Problem requirements: Go over the listing below line by line and tally those containing "JSON". Give only the tally.

Exercise materials:
=====

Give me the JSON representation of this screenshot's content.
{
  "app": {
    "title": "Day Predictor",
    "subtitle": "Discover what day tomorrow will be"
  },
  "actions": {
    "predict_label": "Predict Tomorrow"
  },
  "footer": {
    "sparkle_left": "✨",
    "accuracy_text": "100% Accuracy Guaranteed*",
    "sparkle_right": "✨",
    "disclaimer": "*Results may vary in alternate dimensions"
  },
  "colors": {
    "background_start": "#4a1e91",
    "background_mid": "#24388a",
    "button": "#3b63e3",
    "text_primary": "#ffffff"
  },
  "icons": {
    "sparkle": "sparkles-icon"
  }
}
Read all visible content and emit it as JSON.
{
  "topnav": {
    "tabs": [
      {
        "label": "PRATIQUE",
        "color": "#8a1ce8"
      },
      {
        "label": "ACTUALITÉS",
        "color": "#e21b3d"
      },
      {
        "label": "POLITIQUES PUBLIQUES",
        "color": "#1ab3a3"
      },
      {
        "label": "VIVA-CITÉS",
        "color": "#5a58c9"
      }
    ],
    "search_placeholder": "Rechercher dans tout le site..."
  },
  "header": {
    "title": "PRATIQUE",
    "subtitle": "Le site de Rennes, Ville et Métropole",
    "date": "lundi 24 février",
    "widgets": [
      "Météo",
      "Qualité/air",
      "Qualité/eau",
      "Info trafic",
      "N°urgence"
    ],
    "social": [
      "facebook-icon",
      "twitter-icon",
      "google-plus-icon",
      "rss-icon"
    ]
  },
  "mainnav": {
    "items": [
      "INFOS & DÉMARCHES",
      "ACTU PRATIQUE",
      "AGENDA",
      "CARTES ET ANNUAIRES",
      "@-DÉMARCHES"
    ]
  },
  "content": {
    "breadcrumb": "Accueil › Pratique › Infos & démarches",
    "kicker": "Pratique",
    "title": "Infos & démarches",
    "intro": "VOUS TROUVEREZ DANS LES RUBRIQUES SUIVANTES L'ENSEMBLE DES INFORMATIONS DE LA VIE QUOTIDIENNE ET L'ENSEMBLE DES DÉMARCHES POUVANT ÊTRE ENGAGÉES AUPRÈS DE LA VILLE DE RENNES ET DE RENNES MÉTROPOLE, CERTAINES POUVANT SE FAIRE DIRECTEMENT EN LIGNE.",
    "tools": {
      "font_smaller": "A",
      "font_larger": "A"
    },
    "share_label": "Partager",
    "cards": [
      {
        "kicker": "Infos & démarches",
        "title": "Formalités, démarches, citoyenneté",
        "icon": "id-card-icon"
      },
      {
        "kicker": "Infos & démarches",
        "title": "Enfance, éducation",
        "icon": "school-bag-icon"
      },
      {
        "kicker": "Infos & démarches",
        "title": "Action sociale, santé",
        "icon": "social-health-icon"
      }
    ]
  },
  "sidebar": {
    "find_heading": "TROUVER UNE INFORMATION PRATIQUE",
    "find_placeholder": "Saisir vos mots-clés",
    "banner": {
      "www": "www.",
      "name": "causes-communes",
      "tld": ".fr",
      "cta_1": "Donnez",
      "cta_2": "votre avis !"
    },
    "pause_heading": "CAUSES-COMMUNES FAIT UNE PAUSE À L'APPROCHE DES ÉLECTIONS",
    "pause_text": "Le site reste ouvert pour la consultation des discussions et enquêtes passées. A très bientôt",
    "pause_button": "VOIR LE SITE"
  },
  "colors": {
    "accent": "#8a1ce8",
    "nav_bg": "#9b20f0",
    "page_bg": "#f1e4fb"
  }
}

=====

Task result: 2